Start Materials provided
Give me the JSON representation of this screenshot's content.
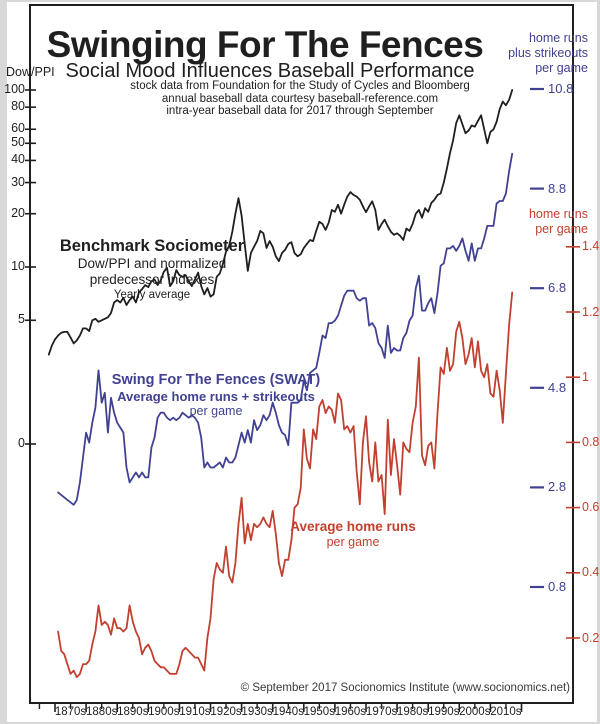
{
  "title": "Swinging For The Fences",
  "subtitle": "Social Mood Influences Baseball Performance",
  "source_notes": [
    "stock data from Foundation for the Study of Cycles and Bloomberg",
    "annual baseball data courtesy baseball-reference.com",
    "intra-year baseball data for 2017 through September"
  ],
  "copyright": "© September 2017 Socionomics Institute (www.socionomics.net)",
  "colors": {
    "black": "#1f1f1f",
    "blue": "#414192",
    "red": "#c2402f"
  },
  "left_axis": {
    "label": "Dow/PPI",
    "tick_labels": [
      "100",
      "80",
      "60",
      "50",
      "40",
      "30",
      "20",
      "10",
      "5",
      "0"
    ]
  },
  "x_axis": {
    "decade_labels": [
      "1870s",
      "1880s",
      "1890s",
      "1900s",
      "1910s",
      "1920s",
      "1930s",
      "1940s",
      "1950s",
      "1960s",
      "1970s",
      "1980s",
      "1990s",
      "2000s",
      "2010s"
    ]
  },
  "right_axis_blue": {
    "label_lines": [
      "home runs",
      "plus strikeouts",
      "per game"
    ],
    "ticks": [
      "10.8",
      "8.8",
      "6.8",
      "4.8",
      "2.8",
      "0.8"
    ]
  },
  "right_axis_red": {
    "label_lines": [
      "home runs",
      "per game"
    ],
    "ticks": [
      "1.4",
      "1.2",
      "1",
      "0.8",
      "0.6",
      "0.4",
      "0.2"
    ]
  },
  "annotations": {
    "benchmark": {
      "line1": "Benchmark Sociometer",
      "line2": "Dow/PPI and normalized",
      "line3": "predecessor indexes",
      "line4": "Yearly average"
    },
    "swat": {
      "line1": "Swing For The Fences (SWAT)",
      "line2": "Average home runs + strikeouts",
      "line3": "per game"
    },
    "homeruns": {
      "line1": "Average home runs",
      "line2": "per game"
    }
  },
  "chart_data": {
    "type": "line",
    "x_unit": "year",
    "x_range": [
      1868,
      2017
    ],
    "x_tick_decades": [
      1870,
      2010
    ],
    "left_axis": {
      "scale": "log",
      "tick_values": [
        100,
        80,
        60,
        50,
        40,
        30,
        20,
        10,
        5,
        0
      ]
    },
    "right_axis_blue": {
      "scale": "linear",
      "tick_values": [
        10.8,
        8.8,
        6.8,
        4.8,
        2.8,
        0.8
      ],
      "label": "home runs plus strikeouts per game"
    },
    "right_axis_red": {
      "scale": "linear",
      "tick_values": [
        1.4,
        1.2,
        1.0,
        0.8,
        0.6,
        0.4,
        0.2
      ],
      "label": "home runs per game"
    },
    "legend_position": "annotations-inline",
    "grid": false,
    "series": [
      {
        "name": "Benchmark Sociometer (Dow/PPI, yearly average)",
        "axis": "left-log",
        "color_key": "black",
        "start_year": 1868,
        "values": [
          3.2,
          3.6,
          3.9,
          4.1,
          4.25,
          4.3,
          4.3,
          4.0,
          3.7,
          3.85,
          4.1,
          4.5,
          4.5,
          4.35,
          5.0,
          5.1,
          4.9,
          5.0,
          5.1,
          5.2,
          5.5,
          6.3,
          6.5,
          6.3,
          6.7,
          6.1,
          6.5,
          6.8,
          6.3,
          7.2,
          7.5,
          7.9,
          7.7,
          8.3,
          8.5,
          7.9,
          8.4,
          9.4,
          9.9,
          7.8,
          8.3,
          9.6,
          9.0,
          8.8,
          9.0,
          8.3,
          7.8,
          8.5,
          9.3,
          7.8,
          7.0,
          7.6,
          6.8,
          7.0,
          8.8,
          9.2,
          10.4,
          12.2,
          13.2,
          15.8,
          20.0,
          24.5,
          19.5,
          13.5,
          9.5,
          12.0,
          13.0,
          14.0,
          16.0,
          15.5,
          12.8,
          14.0,
          13.0,
          11.5,
          10.8,
          12.0,
          12.5,
          13.5,
          13.8,
          12.0,
          11.5,
          11.8,
          12.8,
          13.5,
          14.2,
          14.0,
          16.0,
          18.0,
          17.5,
          16.2,
          17.8,
          21.0,
          20.5,
          22.5,
          20.0,
          22.5,
          25.0,
          26.5,
          25.5,
          25.0,
          24.0,
          22.0,
          20.4,
          22.0,
          23.5,
          21.0,
          16.2,
          17.5,
          18.5,
          17.0,
          15.8,
          15.2,
          15.5,
          15.0,
          14.2,
          16.5,
          16.0,
          17.5,
          20.0,
          21.0,
          19.0,
          21.5,
          20.5,
          23.0,
          24.0,
          25.5,
          26.0,
          30.0,
          36.0,
          44.0,
          52.0,
          65.0,
          72.0,
          64.0,
          57.0,
          59.0,
          63.0,
          62.0,
          67.0,
          72.0,
          60.0,
          50.0,
          58.0,
          60.0,
          66.0,
          78.0,
          86.0,
          82.0,
          88.0,
          100.0
        ]
      },
      {
        "name": "SWAT: average home runs + strikeouts per game",
        "axis": "right-blue",
        "color_key": "blue",
        "start_year": 1871,
        "values": [
          2.7,
          2.65,
          2.6,
          2.55,
          2.5,
          2.45,
          2.55,
          2.9,
          3.4,
          3.9,
          3.7,
          4.1,
          4.4,
          5.15,
          4.5,
          4.7,
          3.9,
          4.6,
          4.3,
          4.1,
          4.0,
          3.9,
          3.2,
          2.9,
          3.0,
          3.1,
          3.0,
          3.1,
          3.0,
          3.0,
          3.6,
          3.8,
          4.2,
          4.3,
          4.3,
          4.2,
          4.15,
          4.2,
          4.15,
          4.2,
          4.3,
          4.25,
          4.2,
          4.25,
          4.2,
          4.1,
          3.8,
          3.2,
          3.3,
          3.2,
          3.2,
          3.25,
          3.3,
          3.2,
          3.4,
          3.3,
          3.3,
          3.4,
          3.65,
          3.9,
          3.7,
          3.95,
          3.7,
          4.15,
          3.95,
          4.05,
          4.25,
          4.15,
          4.25,
          4.5,
          4.3,
          4.05,
          3.9,
          3.85,
          3.65,
          4.5,
          4.5,
          4.5,
          4.55,
          4.95,
          4.75,
          5.1,
          5.15,
          5.2,
          5.5,
          5.85,
          5.8,
          6.1,
          6.1,
          6.15,
          6.25,
          6.45,
          6.65,
          6.75,
          6.75,
          6.75,
          6.6,
          6.55,
          6.6,
          6.6,
          6.05,
          6.1,
          6.0,
          5.7,
          5.6,
          5.4,
          6.05,
          5.5,
          5.6,
          5.55,
          5.55,
          5.8,
          5.9,
          6.15,
          6.25,
          6.8,
          7.05,
          6.35,
          6.35,
          6.5,
          6.6,
          6.3,
          6.7,
          7.25,
          7.3,
          7.6,
          7.6,
          7.65,
          7.55,
          7.65,
          7.8,
          7.55,
          7.35,
          7.7,
          7.35,
          7.6,
          7.6,
          7.8,
          8.05,
          8.05,
          8.05,
          8.5,
          8.55,
          8.55,
          8.7,
          9.15,
          9.5
        ]
      },
      {
        "name": "Average home runs per game",
        "axis": "right-red",
        "color_key": "red",
        "start_year": 1871,
        "values": [
          0.22,
          0.16,
          0.15,
          0.12,
          0.09,
          0.1,
          0.08,
          0.09,
          0.12,
          0.12,
          0.13,
          0.18,
          0.22,
          0.3,
          0.24,
          0.25,
          0.24,
          0.21,
          0.26,
          0.23,
          0.23,
          0.22,
          0.23,
          0.3,
          0.25,
          0.22,
          0.2,
          0.15,
          0.17,
          0.18,
          0.16,
          0.13,
          0.12,
          0.11,
          0.11,
          0.1,
          0.09,
          0.09,
          0.09,
          0.12,
          0.16,
          0.17,
          0.16,
          0.15,
          0.14,
          0.14,
          0.12,
          0.1,
          0.2,
          0.26,
          0.38,
          0.43,
          0.41,
          0.4,
          0.48,
          0.39,
          0.37,
          0.43,
          0.55,
          0.63,
          0.49,
          0.55,
          0.5,
          0.55,
          0.54,
          0.55,
          0.57,
          0.55,
          0.54,
          0.59,
          0.52,
          0.43,
          0.39,
          0.44,
          0.44,
          0.5,
          0.6,
          0.61,
          0.66,
          0.84,
          0.75,
          0.72,
          0.84,
          0.81,
          0.91,
          0.93,
          0.89,
          0.91,
          0.9,
          0.86,
          0.95,
          0.93,
          0.84,
          0.85,
          0.83,
          0.85,
          0.71,
          0.61,
          0.8,
          0.88,
          0.74,
          0.68,
          0.8,
          0.68,
          0.7,
          0.58,
          0.87,
          0.7,
          0.81,
          0.73,
          0.64,
          0.8,
          0.78,
          0.77,
          0.86,
          0.91,
          1.06,
          0.76,
          0.73,
          0.79,
          0.8,
          0.72,
          0.89,
          1.03,
          1.01,
          1.09,
          1.02,
          1.04,
          1.14,
          1.17,
          1.12,
          1.04,
          1.07,
          1.12,
          1.03,
          1.11,
          1.02,
          1.0,
          1.04,
          0.95,
          0.94,
          1.02,
          0.96,
          0.86,
          1.01,
          1.16,
          1.26
        ]
      }
    ]
  }
}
End Materials provided
*Set exercise*
Using the listing above, pull out all lines that hold the word "annotations".

*Task result*
  "annotations": {
    "legend_position": "annotations-inline",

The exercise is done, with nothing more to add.